◆ **Problem description**
Swap "GameItem" for "Collectible" in the entries below and reproduce every line with nothing else changed.

◆ **Data for this task**

= = =

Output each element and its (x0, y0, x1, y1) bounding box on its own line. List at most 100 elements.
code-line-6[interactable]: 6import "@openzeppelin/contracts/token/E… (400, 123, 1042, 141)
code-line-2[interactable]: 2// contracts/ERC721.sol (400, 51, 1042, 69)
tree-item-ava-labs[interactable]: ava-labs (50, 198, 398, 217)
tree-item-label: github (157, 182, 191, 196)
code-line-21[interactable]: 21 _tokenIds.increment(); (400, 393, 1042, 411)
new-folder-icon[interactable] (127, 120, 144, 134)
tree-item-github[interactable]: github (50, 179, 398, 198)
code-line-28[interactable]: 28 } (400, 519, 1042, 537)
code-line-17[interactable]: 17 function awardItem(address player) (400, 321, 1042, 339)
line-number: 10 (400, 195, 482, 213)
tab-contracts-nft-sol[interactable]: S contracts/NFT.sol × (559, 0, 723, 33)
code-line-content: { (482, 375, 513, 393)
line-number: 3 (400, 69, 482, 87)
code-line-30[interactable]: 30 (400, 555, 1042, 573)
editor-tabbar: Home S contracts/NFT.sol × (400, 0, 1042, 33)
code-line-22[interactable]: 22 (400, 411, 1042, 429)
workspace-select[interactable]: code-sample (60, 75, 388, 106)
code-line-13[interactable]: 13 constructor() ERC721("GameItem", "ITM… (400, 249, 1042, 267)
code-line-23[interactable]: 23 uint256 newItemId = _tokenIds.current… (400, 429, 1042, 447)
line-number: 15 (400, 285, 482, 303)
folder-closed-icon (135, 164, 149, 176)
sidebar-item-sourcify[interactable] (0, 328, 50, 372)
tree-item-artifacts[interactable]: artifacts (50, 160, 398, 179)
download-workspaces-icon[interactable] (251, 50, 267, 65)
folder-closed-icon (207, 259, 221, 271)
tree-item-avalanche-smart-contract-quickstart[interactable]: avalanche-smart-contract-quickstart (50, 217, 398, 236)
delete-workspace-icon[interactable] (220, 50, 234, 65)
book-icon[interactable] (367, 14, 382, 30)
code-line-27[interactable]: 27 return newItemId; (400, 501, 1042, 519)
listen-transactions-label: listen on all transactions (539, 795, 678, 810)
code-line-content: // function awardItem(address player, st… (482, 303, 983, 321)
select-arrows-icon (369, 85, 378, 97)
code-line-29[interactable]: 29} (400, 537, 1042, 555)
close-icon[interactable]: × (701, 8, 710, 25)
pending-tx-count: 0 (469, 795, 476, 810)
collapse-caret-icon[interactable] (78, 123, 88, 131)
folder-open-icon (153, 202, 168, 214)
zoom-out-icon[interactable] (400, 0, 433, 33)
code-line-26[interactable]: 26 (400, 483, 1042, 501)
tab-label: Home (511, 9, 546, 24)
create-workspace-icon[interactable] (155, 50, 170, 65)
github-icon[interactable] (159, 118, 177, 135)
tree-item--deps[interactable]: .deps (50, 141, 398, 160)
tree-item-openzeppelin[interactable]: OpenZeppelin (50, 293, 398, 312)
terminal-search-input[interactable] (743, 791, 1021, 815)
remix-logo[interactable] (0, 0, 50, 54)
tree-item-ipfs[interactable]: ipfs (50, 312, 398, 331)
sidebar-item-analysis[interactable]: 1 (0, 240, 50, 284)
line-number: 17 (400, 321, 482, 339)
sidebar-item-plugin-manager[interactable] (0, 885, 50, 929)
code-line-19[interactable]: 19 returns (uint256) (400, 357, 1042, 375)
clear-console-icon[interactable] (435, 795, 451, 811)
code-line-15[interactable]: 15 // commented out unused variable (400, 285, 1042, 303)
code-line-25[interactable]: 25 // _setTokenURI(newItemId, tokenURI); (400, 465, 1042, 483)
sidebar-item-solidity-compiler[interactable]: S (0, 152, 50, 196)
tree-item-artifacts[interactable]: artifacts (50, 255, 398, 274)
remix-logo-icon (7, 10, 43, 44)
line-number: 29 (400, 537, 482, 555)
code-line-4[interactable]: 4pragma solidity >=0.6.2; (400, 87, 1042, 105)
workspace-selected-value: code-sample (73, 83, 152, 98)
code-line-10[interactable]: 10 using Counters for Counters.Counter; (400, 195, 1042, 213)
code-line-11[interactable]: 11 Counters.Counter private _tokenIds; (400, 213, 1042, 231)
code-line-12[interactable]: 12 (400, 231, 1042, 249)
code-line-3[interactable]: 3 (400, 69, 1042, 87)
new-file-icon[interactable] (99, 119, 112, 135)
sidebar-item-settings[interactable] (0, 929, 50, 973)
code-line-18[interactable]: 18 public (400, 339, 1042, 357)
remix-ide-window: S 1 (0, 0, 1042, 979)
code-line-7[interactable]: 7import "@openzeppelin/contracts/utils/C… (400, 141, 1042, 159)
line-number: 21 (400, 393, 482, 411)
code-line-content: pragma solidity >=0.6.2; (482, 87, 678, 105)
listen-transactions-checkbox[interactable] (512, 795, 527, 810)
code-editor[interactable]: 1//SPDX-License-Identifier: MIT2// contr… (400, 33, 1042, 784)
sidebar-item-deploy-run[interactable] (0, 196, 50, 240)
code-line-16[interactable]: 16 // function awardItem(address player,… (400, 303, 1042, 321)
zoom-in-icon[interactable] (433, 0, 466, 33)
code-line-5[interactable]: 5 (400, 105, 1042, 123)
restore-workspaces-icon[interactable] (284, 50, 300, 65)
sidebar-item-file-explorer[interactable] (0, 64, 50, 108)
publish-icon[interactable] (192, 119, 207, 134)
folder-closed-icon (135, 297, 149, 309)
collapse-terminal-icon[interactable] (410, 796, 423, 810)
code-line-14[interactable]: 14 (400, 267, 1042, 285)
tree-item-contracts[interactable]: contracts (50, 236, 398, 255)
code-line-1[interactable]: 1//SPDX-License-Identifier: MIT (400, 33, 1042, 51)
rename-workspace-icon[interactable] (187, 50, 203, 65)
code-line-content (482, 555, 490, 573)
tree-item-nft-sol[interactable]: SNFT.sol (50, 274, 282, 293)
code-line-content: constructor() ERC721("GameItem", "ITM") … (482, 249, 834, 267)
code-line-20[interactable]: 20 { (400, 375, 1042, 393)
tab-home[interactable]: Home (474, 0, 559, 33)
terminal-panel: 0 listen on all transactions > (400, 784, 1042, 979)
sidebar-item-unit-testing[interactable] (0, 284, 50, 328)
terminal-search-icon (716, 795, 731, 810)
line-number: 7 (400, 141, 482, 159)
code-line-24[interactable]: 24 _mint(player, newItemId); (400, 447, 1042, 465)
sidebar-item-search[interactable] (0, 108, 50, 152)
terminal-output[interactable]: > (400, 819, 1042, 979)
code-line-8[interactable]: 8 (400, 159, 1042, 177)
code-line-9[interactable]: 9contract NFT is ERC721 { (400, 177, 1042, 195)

= = =

◆ **Problem solution**
Output each element and its (x0, y0, x1, y1) bounding box on its own line. List at most 100 elements.
code-line-6[interactable]: 6import "@openzeppelin/contracts/token/E… (400, 123, 1042, 141)
code-line-2[interactable]: 2// contracts/ERC721.sol (400, 51, 1042, 69)
tree-item-ava-labs[interactable]: ava-labs (50, 198, 398, 217)
tree-item-label: github (157, 182, 191, 196)
code-line-21[interactable]: 21 _tokenIds.increment(); (400, 393, 1042, 411)
new-folder-icon[interactable] (127, 120, 144, 134)
tree-item-github[interactable]: github (50, 179, 398, 198)
code-line-28[interactable]: 28 } (400, 519, 1042, 537)
code-line-17[interactable]: 17 function awardItem(address player) (400, 321, 1042, 339)
line-number: 10 (400, 195, 482, 213)
tab-contracts-nft-sol[interactable]: S contracts/NFT.sol × (559, 0, 723, 33)
code-line-content: { (482, 375, 513, 393)
line-number: 3 (400, 69, 482, 87)
code-line-30[interactable]: 30 (400, 555, 1042, 573)
editor-tabbar: Home S contracts/NFT.sol × (400, 0, 1042, 33)
code-line-22[interactable]: 22 (400, 411, 1042, 429)
workspace-select[interactable]: code-sample (60, 75, 388, 106)
code-line-13[interactable]: 13 constructor() ERC721("Collectible", "ITM… (400, 249, 1042, 267)
code-line-23[interactable]: 23 uint256 newItemId = _tokenIds.current… (400, 429, 1042, 447)
line-number: 15 (400, 285, 482, 303)
folder-closed-icon (135, 164, 149, 176)
sidebar-item-sourcify[interactable] (0, 328, 50, 372)
tree-item-artifacts[interactable]: artifacts (50, 160, 398, 179)
download-workspaces-icon[interactable] (251, 50, 267, 65)
folder-closed-icon (207, 259, 221, 271)
tree-item-avalanche-smart-contract-quickstart[interactable]: avalanche-smart-contract-quickstart (50, 217, 398, 236)
delete-workspace-icon[interactable] (220, 50, 234, 65)
book-icon[interactable] (367, 14, 382, 30)
code-line-27[interactable]: 27 return newItemId; (400, 501, 1042, 519)
listen-transactions-label: listen on all transactions (539, 795, 678, 810)
code-line-content: // function awardItem(address player, st… (482, 303, 983, 321)
select-arrows-icon (369, 85, 378, 97)
code-line-29[interactable]: 29} (400, 537, 1042, 555)
close-icon[interactable]: × (701, 8, 710, 25)
pending-tx-count: 0 (469, 795, 476, 810)
collapse-caret-icon[interactable] (78, 123, 88, 131)
folder-open-icon (153, 202, 168, 214)
zoom-out-icon[interactable] (400, 0, 433, 33)
code-line-26[interactable]: 26 (400, 483, 1042, 501)
tab-label: Home (511, 9, 546, 24)
create-workspace-icon[interactable] (155, 50, 170, 65)
github-icon[interactable] (159, 118, 177, 135)
tree-item--deps[interactable]: .deps (50, 141, 398, 160)
tree-item-openzeppelin[interactable]: OpenZeppelin (50, 293, 398, 312)
terminal-search-input[interactable] (743, 791, 1021, 815)
remix-logo[interactable] (0, 0, 50, 54)
tree-item-ipfs[interactable]: ipfs (50, 312, 398, 331)
sidebar-item-analysis[interactable]: 1 (0, 240, 50, 284)
line-number: 17 (400, 321, 482, 339)
sidebar-item-plugin-manager[interactable] (0, 885, 50, 929)
code-line-19[interactable]: 19 returns (uint256) (400, 357, 1042, 375)
clear-console-icon[interactable] (435, 795, 451, 811)
code-line-15[interactable]: 15 // commented out unused variable (400, 285, 1042, 303)
code-line-25[interactable]: 25 // _setTokenURI(newItemId, tokenURI); (400, 465, 1042, 483)
sidebar-item-solidity-compiler[interactable]: S (0, 152, 50, 196)
tree-item-artifacts[interactable]: artifacts (50, 255, 398, 274)
remix-logo-icon (7, 10, 43, 44)
line-number: 29 (400, 537, 482, 555)
code-line-4[interactable]: 4pragma solidity >=0.6.2; (400, 87, 1042, 105)
workspace-selected-value: code-sample (73, 83, 152, 98)
code-line-10[interactable]: 10 using Counters for Counters.Counter; (400, 195, 1042, 213)
code-line-11[interactable]: 11 Counters.Counter private _tokenIds; (400, 213, 1042, 231)
code-line-12[interactable]: 12 (400, 231, 1042, 249)
code-line-3[interactable]: 3 (400, 69, 1042, 87)
new-file-icon[interactable] (99, 119, 112, 135)
sidebar-item-settings[interactable] (0, 929, 50, 973)
code-line-18[interactable]: 18 public (400, 339, 1042, 357)
remix-ide-window: S 1 (0, 0, 1042, 979)
code-line-7[interactable]: 7import "@openzeppelin/contracts/utils/C… (400, 141, 1042, 159)
line-number: 21 (400, 393, 482, 411)
code-line-content: pragma solidity >=0.6.2; (482, 87, 678, 105)
listen-transactions-checkbox[interactable] (512, 795, 527, 810)
code-editor[interactable]: 1//SPDX-License-Identifier: MIT2// contr… (400, 33, 1042, 784)
sidebar-item-deploy-run[interactable] (0, 196, 50, 240)
code-line-16[interactable]: 16 // function awardItem(address player,… (400, 303, 1042, 321)
zoom-in-icon[interactable] (433, 0, 466, 33)
code-line-5[interactable]: 5 (400, 105, 1042, 123)
restore-workspaces-icon[interactable] (284, 50, 300, 65)
sidebar-item-file-explorer[interactable] (0, 64, 50, 108)
publish-icon[interactable] (192, 119, 207, 134)
folder-closed-icon (135, 297, 149, 309)
collapse-terminal-icon[interactable] (410, 796, 423, 810)
code-line-14[interactable]: 14 (400, 267, 1042, 285)
tree-item-contracts[interactable]: contracts (50, 236, 398, 255)
code-line-1[interactable]: 1//SPDX-License-Identifier: MIT (400, 33, 1042, 51)
rename-workspace-icon[interactable] (187, 50, 203, 65)
code-line-content (482, 555, 490, 573)
tree-item-nft-sol[interactable]: SNFT.sol (50, 274, 282, 293)
code-line-content: constructor() ERC721("Collectible", "ITM") … (482, 249, 834, 267)
code-line-20[interactable]: 20 { (400, 375, 1042, 393)
tab-home[interactable]: Home (474, 0, 559, 33)
terminal-panel: 0 listen on all transactions > (400, 784, 1042, 979)
sidebar-item-unit-testing[interactable] (0, 284, 50, 328)
terminal-search-icon (716, 795, 731, 810)
line-number: 7 (400, 141, 482, 159)
code-line-24[interactable]: 24 _mint(player, newItemId); (400, 447, 1042, 465)
sidebar-item-search[interactable] (0, 108, 50, 152)
terminal-output[interactable]: > (400, 819, 1042, 979)
code-line-8[interactable]: 8 (400, 159, 1042, 177)
code-line-9[interactable]: 9contract NFT is ERC721 { (400, 177, 1042, 195)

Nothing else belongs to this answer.